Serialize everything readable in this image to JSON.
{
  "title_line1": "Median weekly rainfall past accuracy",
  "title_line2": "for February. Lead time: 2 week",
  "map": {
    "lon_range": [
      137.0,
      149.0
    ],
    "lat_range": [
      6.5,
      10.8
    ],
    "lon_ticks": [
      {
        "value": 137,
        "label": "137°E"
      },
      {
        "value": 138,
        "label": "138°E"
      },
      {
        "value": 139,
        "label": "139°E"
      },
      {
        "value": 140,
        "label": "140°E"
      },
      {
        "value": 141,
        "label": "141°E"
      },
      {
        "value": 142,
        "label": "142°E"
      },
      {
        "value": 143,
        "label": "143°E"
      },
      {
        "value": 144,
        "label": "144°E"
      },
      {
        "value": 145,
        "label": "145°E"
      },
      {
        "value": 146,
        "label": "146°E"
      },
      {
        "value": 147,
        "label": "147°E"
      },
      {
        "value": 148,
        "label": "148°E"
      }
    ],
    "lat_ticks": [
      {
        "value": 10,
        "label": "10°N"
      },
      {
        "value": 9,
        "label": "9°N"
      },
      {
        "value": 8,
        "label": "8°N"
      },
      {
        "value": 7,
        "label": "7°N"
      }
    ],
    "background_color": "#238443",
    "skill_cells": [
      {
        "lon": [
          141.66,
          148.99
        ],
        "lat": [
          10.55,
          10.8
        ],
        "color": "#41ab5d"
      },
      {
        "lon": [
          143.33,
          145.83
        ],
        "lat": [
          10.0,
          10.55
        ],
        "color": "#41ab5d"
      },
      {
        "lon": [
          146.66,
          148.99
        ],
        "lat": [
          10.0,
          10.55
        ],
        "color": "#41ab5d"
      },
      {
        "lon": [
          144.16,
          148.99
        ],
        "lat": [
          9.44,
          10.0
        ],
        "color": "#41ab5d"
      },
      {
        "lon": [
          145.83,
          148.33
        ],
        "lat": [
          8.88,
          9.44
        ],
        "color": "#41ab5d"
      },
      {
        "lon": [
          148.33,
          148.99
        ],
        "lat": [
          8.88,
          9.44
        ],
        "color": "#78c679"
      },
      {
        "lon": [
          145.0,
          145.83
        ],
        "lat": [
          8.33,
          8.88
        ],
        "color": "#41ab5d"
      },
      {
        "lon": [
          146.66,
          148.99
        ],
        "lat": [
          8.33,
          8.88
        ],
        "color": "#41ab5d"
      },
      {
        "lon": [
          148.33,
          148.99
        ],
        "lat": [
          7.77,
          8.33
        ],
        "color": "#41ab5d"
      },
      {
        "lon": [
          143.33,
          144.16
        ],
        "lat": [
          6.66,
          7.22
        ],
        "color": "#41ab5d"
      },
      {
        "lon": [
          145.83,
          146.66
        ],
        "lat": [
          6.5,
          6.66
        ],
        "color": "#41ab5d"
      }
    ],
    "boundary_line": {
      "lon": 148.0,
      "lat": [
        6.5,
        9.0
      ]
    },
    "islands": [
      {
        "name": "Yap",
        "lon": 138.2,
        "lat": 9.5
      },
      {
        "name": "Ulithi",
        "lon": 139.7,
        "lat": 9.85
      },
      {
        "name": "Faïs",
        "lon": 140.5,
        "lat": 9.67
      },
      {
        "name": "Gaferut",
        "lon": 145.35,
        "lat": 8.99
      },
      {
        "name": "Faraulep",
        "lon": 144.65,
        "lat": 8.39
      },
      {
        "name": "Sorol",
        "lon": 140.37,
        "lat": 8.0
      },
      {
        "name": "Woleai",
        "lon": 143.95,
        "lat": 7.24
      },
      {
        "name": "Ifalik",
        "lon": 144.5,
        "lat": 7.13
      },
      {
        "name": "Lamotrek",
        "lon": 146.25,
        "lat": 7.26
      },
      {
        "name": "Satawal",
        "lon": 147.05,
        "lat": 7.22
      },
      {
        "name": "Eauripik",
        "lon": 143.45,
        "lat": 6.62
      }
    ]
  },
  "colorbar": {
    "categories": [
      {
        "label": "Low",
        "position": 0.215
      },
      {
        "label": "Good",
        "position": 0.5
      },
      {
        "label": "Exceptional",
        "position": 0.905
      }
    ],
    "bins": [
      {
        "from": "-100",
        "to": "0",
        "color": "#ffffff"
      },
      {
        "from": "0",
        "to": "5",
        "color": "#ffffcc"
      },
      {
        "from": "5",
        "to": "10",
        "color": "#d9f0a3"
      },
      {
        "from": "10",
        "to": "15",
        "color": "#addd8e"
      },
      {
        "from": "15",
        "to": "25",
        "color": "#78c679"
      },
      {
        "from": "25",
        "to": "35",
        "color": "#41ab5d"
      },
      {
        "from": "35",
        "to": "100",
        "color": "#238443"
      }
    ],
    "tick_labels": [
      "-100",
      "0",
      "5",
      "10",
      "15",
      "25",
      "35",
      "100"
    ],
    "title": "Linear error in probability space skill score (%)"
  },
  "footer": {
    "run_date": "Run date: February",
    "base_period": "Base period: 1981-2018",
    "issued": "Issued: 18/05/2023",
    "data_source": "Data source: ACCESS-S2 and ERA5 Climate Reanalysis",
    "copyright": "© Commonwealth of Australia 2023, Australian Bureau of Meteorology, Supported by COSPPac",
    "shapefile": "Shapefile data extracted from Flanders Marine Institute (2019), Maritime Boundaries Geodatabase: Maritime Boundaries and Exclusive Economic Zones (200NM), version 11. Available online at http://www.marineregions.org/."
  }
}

### Brief
Exact copies of all the records are required.

### Reply to the task
Serialize everything readable in this image to JSON.
{
  "title_line1": "Median weekly rainfall past accuracy",
  "title_line2": "for February. Lead time: 2 week",
  "map": {
    "lon_range": [
      137.0,
      149.0
    ],
    "lat_range": [
      6.5,
      10.8
    ],
    "lon_ticks": [
      {
        "value": 137,
        "label": "137°E"
      },
      {
        "value": 138,
        "label": "138°E"
      },
      {
        "value": 139,
        "label": "139°E"
      },
      {
        "value": 140,
        "label": "140°E"
      },
      {
        "value": 141,
        "label": "141°E"
      },
      {
        "value": 142,
        "label": "142°E"
      },
      {
        "value": 143,
        "label": "143°E"
      },
      {
        "value": 144,
        "label": "144°E"
      },
      {
        "value": 145,
        "label": "145°E"
      },
      {
        "value": 146,
        "label": "146°E"
      },
      {
        "value": 147,
        "label": "147°E"
      },
      {
        "value": 148,
        "label": "148°E"
      }
    ],
    "lat_ticks": [
      {
        "value": 10,
        "label": "10°N"
      },
      {
        "value": 9,
        "label": "9°N"
      },
      {
        "value": 8,
        "label": "8°N"
      },
      {
        "value": 7,
        "label": "7°N"
      }
    ],
    "background_color": "#238443",
    "skill_cells": [
      {
        "lon": [
          141.66,
          148.99
        ],
        "lat": [
          10.55,
          10.8
        ],
        "color": "#41ab5d"
      },
      {
        "lon": [
          143.33,
          145.83
        ],
        "lat": [
          10.0,
          10.55
        ],
        "color": "#41ab5d"
      },
      {
        "lon": [
          146.66,
          148.99
        ],
        "lat": [
          10.0,
          10.55
        ],
        "color": "#41ab5d"
      },
      {
        "lon": [
          144.16,
          148.99
        ],
        "lat": [
          9.44,
          10.0
        ],
        "color": "#41ab5d"
      },
      {
        "lon": [
          145.83,
          148.33
        ],
        "lat": [
          8.88,
          9.44
        ],
        "color": "#41ab5d"
      },
      {
        "lon": [
          148.33,
          148.99
        ],
        "lat": [
          8.88,
          9.44
        ],
        "color": "#78c679"
      },
      {
        "lon": [
          145.0,
          145.83
        ],
        "lat": [
          8.33,
          8.88
        ],
        "color": "#41ab5d"
      },
      {
        "lon": [
          146.66,
          148.99
        ],
        "lat": [
          8.33,
          8.88
        ],
        "color": "#41ab5d"
      },
      {
        "lon": [
          148.33,
          148.99
        ],
        "lat": [
          7.77,
          8.33
        ],
        "color": "#41ab5d"
      },
      {
        "lon": [
          143.33,
          144.16
        ],
        "lat": [
          6.66,
          7.22
        ],
        "color": "#41ab5d"
      },
      {
        "lon": [
          145.83,
          146.66
        ],
        "lat": [
          6.5,
          6.66
        ],
        "color": "#41ab5d"
      }
    ],
    "boundary_line": {
      "lon": 148.0,
      "lat": [
        6.5,
        9.0
      ]
    },
    "islands": [
      {
        "name": "Yap",
        "lon": 138.2,
        "lat": 9.5
      },
      {
        "name": "Ulithi",
        "lon": 139.7,
        "lat": 9.85
      },
      {
        "name": "Faïs",
        "lon": 140.5,
        "lat": 9.67
      },
      {
        "name": "Gaferut",
        "lon": 145.35,
        "lat": 8.99
      },
      {
        "name": "Faraulep",
        "lon": 144.65,
        "lat": 8.39
      },
      {
        "name": "Sorol",
        "lon": 140.37,
        "lat": 8.0
      },
      {
        "name": "Woleai",
        "lon": 143.95,
        "lat": 7.24
      },
      {
        "name": "Ifalik",
        "lon": 144.5,
        "lat": 7.13
      },
      {
        "name": "Lamotrek",
        "lon": 146.25,
        "lat": 7.26
      },
      {
        "name": "Satawal",
        "lon": 147.05,
        "lat": 7.22
      },
      {
        "name": "Eauripik",
        "lon": 143.45,
        "lat": 6.62
      }
    ]
  },
  "colorbar": {
    "categories": [
      {
        "label": "Low",
        "position": 0.215
      },
      {
        "label": "Good",
        "position": 0.5
      },
      {
        "label": "Exceptional",
        "position": 0.905
      }
    ],
    "bins": [
      {
        "from": "-100",
        "to": "0",
        "color": "#ffffff"
      },
      {
        "from": "0",
        "to": "5",
        "color": "#ffffcc"
      },
      {
        "from": "5",
        "to": "10",
        "color": "#d9f0a3"
      },
      {
        "from": "10",
        "to": "15",
        "color": "#addd8e"
      },
      {
        "from": "15",
        "to": "25",
        "color": "#78c679"
      },
      {
        "from": "25",
        "to": "35",
        "color": "#41ab5d"
      },
      {
        "from": "35",
        "to": "100",
        "color": "#238443"
      }
    ],
    "tick_labels": [
      "-100",
      "0",
      "5",
      "10",
      "15",
      "25",
      "35",
      "100"
    ],
    "title": "Linear error in probability space skill score (%)"
  },
  "footer": {
    "run_date": "Run date: February",
    "base_period": "Base period: 1981-2018",
    "issued": "Issued: 18/05/2023",
    "data_source": "Data source: ACCESS-S2 and ERA5 Climate Reanalysis",
    "copyright": "© Commonwealth of Australia 2023, Australian Bureau of Meteorology, Supported by COSPPac",
    "shapefile": "Shapefile data extracted from Flanders Marine Institute (2019), Maritime Boundaries Geodatabase: Maritime Boundaries and Exclusive Economic Zones (200NM), version 11. Available online at http://www.marineregions.org/."
  }
}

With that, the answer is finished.